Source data
────

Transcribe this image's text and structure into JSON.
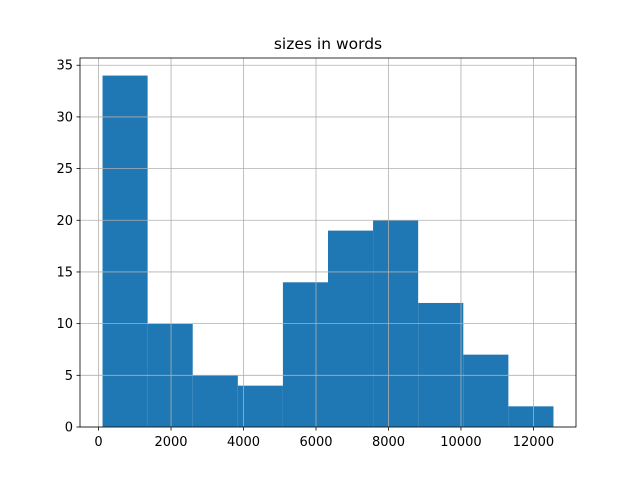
{
  "chart_data": {
    "type": "histogram",
    "title": "sizes in words",
    "bins": [
      110,
      1354,
      2598,
      3843,
      5087,
      6331,
      7575,
      8819,
      10064,
      11308,
      12552
    ],
    "values": [
      34,
      10,
      5,
      4,
      14,
      19,
      20,
      12,
      7,
      2
    ],
    "color": "#1f77b4",
    "xlim": [
      -512,
      13174
    ],
    "xticks": [
      0,
      2000,
      4000,
      6000,
      8000,
      10000,
      12000
    ],
    "ylim": [
      0,
      35.7
    ],
    "yticks": [
      0,
      5,
      10,
      15,
      20,
      25,
      30,
      35
    ],
    "grid": true
  }
}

────

Reproduce the full listing faithfully, but do not carry over any pictures.

▸ **Exercise response**
Transcribe this image's text and structure into JSON.
{
  "chart_data": {
    "type": "histogram",
    "title": "sizes in words",
    "bins": [
      110,
      1354,
      2598,
      3843,
      5087,
      6331,
      7575,
      8819,
      10064,
      11308,
      12552
    ],
    "values": [
      34,
      10,
      5,
      4,
      14,
      19,
      20,
      12,
      7,
      2
    ],
    "color": "#1f77b4",
    "xlim": [
      -512,
      13174
    ],
    "xticks": [
      0,
      2000,
      4000,
      6000,
      8000,
      10000,
      12000
    ],
    "ylim": [
      0,
      35.7
    ],
    "yticks": [
      0,
      5,
      10,
      15,
      20,
      25,
      30,
      35
    ],
    "grid": true
  }
}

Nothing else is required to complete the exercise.